** SET EXERCISE **
List all lines in the material below that contain "setting".

** EXTRACTED ENTRIES **
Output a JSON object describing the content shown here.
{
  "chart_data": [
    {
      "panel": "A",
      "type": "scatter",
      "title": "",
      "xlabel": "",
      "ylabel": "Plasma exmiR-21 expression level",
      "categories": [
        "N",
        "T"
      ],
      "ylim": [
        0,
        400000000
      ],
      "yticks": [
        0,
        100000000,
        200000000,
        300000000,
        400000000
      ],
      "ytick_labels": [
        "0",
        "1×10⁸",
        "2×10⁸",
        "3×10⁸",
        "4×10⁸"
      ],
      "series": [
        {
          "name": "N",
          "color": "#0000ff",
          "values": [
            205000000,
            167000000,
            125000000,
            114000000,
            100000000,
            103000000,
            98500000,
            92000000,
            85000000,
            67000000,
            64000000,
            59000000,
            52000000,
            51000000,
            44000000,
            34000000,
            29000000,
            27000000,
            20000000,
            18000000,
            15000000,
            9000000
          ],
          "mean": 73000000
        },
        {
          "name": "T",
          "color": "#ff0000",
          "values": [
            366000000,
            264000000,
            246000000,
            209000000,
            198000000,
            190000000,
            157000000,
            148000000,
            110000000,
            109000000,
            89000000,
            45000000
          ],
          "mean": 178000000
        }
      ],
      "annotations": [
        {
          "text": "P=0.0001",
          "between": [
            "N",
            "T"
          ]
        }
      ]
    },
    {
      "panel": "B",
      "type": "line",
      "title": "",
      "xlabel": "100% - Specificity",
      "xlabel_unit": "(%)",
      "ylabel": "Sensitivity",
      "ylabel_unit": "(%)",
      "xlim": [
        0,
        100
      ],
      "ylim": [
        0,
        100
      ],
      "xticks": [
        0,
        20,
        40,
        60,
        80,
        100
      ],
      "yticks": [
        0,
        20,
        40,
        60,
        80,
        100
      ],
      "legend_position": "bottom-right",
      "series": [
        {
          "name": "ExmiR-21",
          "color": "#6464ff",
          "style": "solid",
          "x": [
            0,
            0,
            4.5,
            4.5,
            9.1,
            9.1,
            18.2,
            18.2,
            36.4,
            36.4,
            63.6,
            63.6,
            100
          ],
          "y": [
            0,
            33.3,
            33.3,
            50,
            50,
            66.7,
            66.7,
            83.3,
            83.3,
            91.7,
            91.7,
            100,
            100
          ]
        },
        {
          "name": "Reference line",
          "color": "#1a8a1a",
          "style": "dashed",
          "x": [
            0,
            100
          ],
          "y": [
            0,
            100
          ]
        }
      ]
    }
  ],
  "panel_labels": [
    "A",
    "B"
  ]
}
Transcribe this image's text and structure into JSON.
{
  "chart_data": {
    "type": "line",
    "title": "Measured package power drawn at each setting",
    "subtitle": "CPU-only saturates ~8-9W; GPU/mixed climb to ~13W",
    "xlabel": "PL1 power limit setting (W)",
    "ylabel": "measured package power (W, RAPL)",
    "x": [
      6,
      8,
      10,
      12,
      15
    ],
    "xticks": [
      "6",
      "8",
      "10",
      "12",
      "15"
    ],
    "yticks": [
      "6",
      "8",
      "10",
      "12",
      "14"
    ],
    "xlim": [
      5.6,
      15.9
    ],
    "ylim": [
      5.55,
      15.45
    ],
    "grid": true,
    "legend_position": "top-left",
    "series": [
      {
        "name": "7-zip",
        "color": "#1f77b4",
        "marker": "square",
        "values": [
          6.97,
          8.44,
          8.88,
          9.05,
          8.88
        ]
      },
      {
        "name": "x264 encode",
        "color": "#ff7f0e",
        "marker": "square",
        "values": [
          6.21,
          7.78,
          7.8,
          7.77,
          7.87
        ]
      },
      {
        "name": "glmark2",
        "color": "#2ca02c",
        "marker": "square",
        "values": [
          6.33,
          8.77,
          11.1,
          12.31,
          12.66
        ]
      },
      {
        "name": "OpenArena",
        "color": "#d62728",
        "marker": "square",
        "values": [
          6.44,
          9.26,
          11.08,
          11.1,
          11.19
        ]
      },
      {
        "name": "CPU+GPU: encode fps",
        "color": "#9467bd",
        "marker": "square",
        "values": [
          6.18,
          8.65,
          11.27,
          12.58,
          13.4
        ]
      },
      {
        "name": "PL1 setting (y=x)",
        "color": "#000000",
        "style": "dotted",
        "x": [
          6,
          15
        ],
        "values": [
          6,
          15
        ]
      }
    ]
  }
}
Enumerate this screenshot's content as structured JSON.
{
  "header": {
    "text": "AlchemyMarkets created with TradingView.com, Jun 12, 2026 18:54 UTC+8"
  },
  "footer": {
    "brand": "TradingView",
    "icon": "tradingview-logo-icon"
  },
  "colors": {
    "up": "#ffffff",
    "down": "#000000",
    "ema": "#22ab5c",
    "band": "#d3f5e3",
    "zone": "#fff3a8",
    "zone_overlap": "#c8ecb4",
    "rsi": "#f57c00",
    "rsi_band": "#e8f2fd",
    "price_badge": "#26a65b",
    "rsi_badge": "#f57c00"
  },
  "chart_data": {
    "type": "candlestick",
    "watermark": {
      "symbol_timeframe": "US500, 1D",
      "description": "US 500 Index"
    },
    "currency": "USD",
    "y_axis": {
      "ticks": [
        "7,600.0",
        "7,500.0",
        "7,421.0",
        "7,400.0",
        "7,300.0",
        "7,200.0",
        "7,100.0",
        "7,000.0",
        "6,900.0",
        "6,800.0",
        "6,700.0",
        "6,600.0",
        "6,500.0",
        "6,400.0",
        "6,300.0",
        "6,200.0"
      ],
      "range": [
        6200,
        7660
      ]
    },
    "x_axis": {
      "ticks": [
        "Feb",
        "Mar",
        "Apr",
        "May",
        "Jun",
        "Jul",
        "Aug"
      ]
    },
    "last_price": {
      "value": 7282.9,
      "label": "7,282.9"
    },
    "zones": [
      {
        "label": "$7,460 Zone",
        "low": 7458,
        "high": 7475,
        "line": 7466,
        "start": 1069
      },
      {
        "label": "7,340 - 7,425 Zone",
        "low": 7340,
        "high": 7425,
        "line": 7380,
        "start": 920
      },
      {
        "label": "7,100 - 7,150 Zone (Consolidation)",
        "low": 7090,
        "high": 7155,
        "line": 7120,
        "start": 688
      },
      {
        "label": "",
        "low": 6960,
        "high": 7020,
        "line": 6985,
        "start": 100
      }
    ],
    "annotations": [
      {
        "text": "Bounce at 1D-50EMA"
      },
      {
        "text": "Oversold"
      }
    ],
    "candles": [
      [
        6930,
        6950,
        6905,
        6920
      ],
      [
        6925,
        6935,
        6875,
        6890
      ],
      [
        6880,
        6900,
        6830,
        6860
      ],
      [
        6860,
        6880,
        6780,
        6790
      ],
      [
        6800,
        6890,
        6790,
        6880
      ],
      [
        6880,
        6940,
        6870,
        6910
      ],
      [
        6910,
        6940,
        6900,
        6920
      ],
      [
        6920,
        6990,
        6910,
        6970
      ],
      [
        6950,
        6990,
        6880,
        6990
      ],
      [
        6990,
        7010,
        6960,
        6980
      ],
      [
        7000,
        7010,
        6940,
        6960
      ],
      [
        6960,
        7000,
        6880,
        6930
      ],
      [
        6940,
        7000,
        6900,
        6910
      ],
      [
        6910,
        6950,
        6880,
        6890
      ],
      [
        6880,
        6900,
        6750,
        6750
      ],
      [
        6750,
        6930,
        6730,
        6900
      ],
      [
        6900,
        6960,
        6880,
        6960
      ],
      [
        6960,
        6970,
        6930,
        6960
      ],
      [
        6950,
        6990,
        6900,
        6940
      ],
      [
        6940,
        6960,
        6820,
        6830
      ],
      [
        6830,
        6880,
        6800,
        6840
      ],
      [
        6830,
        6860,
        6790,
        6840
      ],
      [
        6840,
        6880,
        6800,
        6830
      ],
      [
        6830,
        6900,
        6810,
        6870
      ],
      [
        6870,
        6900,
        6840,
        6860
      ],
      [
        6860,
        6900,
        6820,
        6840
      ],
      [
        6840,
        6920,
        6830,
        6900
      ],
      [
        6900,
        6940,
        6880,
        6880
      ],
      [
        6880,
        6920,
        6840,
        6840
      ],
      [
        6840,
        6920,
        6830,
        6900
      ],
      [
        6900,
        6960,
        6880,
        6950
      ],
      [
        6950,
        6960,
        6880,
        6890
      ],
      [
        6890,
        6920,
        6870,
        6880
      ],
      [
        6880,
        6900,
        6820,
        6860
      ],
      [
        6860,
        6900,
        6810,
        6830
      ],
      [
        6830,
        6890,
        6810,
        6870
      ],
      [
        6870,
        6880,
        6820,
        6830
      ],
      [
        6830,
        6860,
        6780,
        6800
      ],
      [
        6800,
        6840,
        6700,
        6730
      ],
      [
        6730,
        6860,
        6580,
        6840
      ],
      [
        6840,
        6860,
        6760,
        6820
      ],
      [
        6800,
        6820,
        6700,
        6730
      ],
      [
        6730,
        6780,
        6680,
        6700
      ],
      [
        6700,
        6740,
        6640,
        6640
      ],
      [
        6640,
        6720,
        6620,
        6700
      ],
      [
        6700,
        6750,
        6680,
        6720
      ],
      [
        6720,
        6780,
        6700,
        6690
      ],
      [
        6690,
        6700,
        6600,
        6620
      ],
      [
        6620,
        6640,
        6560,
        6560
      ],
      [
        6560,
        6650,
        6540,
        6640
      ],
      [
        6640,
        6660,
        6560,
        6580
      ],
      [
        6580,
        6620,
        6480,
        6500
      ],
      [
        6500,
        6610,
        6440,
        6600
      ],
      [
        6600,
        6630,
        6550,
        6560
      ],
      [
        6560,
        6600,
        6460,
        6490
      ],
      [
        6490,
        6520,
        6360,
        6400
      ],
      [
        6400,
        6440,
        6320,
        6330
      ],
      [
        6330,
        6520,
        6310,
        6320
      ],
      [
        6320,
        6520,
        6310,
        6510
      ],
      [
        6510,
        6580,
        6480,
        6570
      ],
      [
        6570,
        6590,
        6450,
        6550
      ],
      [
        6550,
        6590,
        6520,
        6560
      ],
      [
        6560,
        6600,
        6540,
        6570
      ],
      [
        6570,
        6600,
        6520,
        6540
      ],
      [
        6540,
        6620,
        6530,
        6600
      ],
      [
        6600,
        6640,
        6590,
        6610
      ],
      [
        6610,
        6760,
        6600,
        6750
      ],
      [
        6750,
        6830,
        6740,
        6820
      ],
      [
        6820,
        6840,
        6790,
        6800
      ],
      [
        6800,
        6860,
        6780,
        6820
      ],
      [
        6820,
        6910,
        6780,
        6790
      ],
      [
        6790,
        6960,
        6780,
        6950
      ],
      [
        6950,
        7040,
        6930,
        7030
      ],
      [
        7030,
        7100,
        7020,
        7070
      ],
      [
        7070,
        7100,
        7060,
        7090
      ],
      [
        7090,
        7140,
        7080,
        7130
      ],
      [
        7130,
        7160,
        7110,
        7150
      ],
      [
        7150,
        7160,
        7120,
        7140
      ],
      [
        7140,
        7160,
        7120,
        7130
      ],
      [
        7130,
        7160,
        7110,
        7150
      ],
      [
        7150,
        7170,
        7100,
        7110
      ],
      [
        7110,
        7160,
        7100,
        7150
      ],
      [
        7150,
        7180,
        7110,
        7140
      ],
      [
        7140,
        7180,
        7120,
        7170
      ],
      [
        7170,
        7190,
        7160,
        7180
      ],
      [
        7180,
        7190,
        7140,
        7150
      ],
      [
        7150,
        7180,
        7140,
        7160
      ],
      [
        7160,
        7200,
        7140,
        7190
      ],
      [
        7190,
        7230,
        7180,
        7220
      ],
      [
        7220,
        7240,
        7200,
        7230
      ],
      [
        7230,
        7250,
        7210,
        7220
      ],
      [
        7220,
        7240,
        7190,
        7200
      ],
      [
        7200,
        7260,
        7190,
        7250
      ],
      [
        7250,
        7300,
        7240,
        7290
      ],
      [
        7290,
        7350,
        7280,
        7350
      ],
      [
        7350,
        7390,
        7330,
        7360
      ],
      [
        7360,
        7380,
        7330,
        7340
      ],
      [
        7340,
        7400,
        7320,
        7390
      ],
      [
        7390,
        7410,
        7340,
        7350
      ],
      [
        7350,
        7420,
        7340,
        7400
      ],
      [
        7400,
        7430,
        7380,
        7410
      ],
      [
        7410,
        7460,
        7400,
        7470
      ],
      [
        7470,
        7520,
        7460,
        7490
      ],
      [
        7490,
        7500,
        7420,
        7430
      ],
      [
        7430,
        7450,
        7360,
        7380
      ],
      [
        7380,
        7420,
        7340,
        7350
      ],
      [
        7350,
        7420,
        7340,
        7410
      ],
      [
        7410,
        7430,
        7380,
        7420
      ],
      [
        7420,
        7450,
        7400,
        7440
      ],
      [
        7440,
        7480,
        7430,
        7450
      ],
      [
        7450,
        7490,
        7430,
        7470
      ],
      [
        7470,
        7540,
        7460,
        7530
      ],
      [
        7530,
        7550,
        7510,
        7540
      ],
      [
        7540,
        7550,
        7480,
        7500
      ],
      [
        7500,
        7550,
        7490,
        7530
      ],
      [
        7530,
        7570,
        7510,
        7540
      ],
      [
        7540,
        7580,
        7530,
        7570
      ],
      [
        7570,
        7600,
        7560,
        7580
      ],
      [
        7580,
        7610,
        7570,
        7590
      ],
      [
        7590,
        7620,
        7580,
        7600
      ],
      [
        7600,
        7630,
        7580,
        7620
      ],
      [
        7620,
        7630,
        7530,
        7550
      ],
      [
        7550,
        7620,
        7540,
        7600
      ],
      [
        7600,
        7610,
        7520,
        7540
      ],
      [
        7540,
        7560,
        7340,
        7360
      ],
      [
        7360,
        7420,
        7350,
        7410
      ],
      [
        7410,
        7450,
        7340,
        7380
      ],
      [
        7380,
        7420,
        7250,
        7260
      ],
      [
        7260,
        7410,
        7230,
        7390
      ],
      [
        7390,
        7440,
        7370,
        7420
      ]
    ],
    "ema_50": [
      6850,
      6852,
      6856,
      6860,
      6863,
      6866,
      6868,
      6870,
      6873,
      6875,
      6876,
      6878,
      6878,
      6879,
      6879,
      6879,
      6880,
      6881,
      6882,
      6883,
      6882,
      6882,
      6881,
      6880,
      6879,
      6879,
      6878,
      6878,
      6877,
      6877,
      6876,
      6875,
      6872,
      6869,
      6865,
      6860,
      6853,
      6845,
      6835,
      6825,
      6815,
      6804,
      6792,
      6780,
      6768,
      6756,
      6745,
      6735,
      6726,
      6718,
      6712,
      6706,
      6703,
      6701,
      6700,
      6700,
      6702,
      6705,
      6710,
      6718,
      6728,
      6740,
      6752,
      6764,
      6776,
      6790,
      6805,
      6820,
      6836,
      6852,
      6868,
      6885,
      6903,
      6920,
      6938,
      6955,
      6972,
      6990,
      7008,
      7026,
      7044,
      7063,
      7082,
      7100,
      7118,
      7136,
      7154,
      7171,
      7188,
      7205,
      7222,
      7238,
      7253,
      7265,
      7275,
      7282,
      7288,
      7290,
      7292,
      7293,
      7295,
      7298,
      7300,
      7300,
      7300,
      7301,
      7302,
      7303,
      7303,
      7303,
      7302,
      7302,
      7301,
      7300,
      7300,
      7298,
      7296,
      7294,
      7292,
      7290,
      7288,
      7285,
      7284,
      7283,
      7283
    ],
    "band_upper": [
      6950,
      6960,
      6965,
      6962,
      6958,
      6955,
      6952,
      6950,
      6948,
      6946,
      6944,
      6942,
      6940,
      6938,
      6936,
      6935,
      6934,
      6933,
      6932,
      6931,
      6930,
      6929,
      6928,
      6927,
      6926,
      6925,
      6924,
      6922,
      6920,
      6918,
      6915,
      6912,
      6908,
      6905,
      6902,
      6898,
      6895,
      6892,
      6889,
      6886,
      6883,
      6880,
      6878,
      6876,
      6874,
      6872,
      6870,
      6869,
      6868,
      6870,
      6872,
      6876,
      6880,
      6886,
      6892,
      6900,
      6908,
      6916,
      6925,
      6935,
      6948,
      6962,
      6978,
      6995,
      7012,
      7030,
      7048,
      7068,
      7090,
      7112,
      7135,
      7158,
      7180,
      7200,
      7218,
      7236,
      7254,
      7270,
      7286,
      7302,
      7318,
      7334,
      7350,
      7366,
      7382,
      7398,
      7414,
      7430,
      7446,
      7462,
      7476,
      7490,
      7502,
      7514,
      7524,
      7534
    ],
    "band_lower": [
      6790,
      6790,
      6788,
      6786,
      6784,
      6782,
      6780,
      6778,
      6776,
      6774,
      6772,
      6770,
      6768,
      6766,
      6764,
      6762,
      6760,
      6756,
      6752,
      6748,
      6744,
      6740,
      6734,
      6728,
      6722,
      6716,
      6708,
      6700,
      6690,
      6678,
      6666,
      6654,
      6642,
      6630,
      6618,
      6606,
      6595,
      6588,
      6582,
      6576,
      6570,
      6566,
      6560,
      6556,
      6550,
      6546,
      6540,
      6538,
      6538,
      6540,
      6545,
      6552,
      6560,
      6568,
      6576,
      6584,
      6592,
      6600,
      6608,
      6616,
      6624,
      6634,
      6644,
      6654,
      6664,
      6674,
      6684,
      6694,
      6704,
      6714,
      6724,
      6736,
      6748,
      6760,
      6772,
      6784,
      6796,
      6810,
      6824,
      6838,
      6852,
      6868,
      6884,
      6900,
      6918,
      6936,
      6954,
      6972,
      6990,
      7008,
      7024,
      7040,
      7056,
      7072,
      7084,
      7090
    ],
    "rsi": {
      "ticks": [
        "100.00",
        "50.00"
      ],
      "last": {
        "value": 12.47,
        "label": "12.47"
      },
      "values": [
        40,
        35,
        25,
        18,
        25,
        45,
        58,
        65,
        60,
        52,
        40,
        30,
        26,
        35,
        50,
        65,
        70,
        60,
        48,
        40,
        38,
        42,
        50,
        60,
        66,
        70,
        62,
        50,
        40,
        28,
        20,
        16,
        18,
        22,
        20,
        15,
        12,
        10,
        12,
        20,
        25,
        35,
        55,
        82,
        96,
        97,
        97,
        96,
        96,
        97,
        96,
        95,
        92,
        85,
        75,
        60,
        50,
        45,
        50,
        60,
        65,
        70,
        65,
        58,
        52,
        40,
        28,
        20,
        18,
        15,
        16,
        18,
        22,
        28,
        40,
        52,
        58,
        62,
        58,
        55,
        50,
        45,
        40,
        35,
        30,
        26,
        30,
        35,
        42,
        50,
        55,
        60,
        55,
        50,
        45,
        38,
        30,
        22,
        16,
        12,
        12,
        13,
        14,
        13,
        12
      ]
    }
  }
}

** TASK OUTPUT **
    "title": "Measured package power drawn at each setting",
    "xlabel": "PL1 power limit setting (W)",
        "name": "PL1 setting (y=x)",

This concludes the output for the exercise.